GIVEN INSTRUCTION 1: Do these statements agree with the text on online group work? Answer yes or no for each, and quote the words from the text that decide it. (a) Students are divided into groups of three or four. (b) Student A is responsible for submitting the assignment. (c) Each group creates a shared document using a blank copy of the classwork sheet as a template.

PROVIDED TEXT:
Over the last few months, we’ve developed a simple cooperative learning strategy for our online teaching. This strategy not only makes our workload more manageable—since we’re checking work for each group instead of for each individual—but also encourages students to interact with others and take a more active role in their learning.

### Group Work Checklist

We divide students into groups of three or four to work on a task in our online meetings, and we use breakout rooms so each group has its own space to talk. Using a blank copy of the classwork sheet as a template, each group then creates a shared document so that group members can write their responses and edit each other’s work.

To help groups manage their work, we’ve developed a simple checklist that describes each student’s responsibilities.

Each student has a clearly defined role. Student A manages the group’s discussion and ensures that the work is fairly divided. Student B shares the screen while the group is in the breakout room so that we can observe their work, and students B and C help A and D as needed. Student D is responsible for submitting the assignment.

GIVEN INSTRUCTION 2: Could you retype the records word for word, starting with their first line and going on through the line that contains "particle [356,342,365,351]", with both of those lines included?

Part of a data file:
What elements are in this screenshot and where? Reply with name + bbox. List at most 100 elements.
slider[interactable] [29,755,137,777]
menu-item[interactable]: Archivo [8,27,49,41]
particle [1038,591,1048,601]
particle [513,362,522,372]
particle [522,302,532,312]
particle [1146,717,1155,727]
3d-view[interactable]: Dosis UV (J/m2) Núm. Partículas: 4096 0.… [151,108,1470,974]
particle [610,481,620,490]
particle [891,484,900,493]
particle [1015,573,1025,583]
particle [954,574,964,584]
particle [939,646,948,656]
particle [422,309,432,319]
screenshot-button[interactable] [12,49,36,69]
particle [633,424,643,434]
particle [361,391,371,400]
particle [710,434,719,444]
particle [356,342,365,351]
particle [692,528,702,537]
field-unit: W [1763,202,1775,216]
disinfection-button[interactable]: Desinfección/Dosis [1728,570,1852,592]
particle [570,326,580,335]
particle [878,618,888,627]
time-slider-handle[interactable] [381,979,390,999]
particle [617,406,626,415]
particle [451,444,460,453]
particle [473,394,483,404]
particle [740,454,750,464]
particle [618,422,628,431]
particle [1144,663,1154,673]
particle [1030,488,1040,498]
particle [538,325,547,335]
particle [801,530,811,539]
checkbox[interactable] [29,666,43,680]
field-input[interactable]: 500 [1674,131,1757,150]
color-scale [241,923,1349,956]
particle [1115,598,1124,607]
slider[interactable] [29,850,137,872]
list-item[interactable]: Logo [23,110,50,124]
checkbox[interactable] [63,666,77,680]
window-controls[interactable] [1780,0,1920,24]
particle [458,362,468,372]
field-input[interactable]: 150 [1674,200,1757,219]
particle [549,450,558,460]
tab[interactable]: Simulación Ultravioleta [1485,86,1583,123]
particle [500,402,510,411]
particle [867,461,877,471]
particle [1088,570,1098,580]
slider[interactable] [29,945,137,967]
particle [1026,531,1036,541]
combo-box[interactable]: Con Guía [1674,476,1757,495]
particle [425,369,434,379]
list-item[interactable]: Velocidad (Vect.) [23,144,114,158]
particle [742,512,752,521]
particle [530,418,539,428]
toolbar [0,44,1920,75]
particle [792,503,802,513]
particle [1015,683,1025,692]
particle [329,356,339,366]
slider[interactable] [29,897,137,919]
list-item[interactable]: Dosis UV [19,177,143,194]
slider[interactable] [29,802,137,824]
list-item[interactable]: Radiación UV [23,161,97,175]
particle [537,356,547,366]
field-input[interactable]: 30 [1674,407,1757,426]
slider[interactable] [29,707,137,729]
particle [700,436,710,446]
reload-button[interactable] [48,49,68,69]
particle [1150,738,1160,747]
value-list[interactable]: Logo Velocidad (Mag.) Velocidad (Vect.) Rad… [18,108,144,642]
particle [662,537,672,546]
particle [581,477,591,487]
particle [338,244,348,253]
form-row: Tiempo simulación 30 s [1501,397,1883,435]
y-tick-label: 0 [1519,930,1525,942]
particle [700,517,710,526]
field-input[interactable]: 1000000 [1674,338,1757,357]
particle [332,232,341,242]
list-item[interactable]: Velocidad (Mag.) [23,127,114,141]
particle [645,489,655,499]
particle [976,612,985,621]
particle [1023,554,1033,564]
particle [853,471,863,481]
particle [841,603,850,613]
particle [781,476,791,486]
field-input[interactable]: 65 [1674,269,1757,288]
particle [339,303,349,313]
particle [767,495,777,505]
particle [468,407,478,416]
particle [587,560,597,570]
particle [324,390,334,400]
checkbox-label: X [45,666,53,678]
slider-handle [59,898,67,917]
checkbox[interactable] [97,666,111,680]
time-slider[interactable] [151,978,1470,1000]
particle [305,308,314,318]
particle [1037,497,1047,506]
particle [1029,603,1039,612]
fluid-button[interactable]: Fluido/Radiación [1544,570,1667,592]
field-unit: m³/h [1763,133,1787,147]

EXPECTED OUTPUT 1:
(a) Yes: "We divide students into groups of three or four"
(b) No: "Student D is responsible for submitting the assignment."
(c) Yes: "Using a blank copy of the classwork sheet as a template, each group then creates a shared document"

EXPECTED OUTPUT 2:
What elements are in this screenshot and where? Reply with name + bbox. List at most 100 elements.
slider[interactable] [29,755,137,777]
menu-item[interactable]: Archivo [8,27,49,41]
particle [1038,591,1048,601]
particle [513,362,522,372]
particle [522,302,532,312]
particle [1146,717,1155,727]
3d-view[interactable]: Dosis UV (J/m2) Núm. Partículas: 4096 0.… [151,108,1470,974]
particle [610,481,620,490]
particle [891,484,900,493]
particle [1015,573,1025,583]
particle [954,574,964,584]
particle [939,646,948,656]
particle [422,309,432,319]
screenshot-button[interactable] [12,49,36,69]
particle [633,424,643,434]
particle [361,391,371,400]
particle [710,434,719,444]
particle [356,342,365,351]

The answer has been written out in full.